> Source records
## Start

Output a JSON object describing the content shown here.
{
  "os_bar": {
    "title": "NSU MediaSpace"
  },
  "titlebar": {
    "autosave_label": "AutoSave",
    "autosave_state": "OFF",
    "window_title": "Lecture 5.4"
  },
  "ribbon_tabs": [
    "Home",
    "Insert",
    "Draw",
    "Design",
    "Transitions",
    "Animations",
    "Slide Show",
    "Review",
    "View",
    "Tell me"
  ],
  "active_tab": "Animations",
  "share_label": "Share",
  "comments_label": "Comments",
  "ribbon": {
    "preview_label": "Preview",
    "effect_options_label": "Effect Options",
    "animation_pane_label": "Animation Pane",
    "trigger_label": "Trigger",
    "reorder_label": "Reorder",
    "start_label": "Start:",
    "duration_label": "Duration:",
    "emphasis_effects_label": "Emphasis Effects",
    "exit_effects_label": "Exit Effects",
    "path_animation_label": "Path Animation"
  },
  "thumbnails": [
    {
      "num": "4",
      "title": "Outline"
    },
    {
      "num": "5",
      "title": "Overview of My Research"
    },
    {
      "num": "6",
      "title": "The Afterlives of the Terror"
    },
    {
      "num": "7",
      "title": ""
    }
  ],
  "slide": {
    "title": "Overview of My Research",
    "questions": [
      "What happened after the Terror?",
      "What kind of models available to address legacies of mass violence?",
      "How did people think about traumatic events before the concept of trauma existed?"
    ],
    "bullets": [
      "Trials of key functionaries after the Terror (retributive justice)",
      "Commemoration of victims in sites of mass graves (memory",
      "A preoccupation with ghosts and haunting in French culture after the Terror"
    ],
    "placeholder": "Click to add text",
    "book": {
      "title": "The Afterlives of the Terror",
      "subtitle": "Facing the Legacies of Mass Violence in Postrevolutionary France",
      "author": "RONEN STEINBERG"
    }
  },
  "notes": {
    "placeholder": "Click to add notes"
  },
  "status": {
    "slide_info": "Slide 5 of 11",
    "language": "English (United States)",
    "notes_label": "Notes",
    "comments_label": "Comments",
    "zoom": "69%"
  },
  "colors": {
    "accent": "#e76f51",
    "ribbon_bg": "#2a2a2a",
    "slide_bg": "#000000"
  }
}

## End

> Exercise aim
In the entries above, count each line holding "Afterlives" and report the total and nothing more.

> Exercise result
2